**DATA FOR THIS TASK**
----------------------------------------

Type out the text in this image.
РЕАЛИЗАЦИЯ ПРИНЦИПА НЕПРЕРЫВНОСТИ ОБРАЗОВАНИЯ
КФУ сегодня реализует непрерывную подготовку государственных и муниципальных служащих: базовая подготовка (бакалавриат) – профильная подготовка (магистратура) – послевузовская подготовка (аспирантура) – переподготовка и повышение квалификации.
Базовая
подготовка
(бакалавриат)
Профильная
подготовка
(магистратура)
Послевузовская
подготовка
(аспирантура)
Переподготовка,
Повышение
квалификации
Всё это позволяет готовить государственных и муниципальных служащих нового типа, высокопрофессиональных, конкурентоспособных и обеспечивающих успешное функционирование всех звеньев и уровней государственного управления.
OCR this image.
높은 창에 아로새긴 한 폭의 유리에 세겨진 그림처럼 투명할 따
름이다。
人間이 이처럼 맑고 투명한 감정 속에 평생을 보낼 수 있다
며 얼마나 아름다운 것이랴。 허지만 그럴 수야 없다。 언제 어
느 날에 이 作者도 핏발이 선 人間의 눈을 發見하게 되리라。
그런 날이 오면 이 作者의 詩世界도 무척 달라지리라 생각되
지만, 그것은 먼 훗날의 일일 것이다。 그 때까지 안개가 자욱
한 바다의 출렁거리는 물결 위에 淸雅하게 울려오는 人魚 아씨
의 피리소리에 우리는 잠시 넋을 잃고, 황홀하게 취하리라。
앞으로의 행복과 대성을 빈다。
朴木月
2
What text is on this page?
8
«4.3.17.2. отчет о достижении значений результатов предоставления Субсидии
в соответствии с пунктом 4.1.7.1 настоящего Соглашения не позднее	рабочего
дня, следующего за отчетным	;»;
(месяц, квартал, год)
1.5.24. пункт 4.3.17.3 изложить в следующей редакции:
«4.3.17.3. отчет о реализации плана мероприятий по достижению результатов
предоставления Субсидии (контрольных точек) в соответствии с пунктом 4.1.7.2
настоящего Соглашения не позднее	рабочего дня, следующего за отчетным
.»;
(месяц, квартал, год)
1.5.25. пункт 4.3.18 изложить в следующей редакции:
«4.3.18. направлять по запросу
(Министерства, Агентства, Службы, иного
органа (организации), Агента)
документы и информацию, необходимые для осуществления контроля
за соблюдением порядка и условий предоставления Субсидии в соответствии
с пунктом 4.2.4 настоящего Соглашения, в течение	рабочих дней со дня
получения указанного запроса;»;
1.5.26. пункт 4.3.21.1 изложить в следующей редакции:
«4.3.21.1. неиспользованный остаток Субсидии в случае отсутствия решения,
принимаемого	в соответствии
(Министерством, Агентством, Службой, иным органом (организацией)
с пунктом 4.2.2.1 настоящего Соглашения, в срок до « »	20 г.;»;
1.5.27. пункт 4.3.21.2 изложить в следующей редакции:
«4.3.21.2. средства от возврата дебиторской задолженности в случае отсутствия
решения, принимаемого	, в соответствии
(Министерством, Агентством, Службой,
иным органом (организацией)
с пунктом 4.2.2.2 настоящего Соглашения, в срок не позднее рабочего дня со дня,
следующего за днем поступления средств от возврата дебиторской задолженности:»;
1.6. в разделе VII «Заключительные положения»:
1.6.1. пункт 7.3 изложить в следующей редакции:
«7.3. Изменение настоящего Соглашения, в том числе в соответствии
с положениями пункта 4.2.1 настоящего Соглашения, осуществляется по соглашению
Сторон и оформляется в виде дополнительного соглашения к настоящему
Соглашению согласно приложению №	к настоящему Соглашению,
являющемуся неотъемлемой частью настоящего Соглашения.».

----------------------------------------

**TO BE DONE**
Where a line in the entries holds the word "text", copy that line.

**TASK SOLUTION**
Type out the text in this image.
What text is on this page?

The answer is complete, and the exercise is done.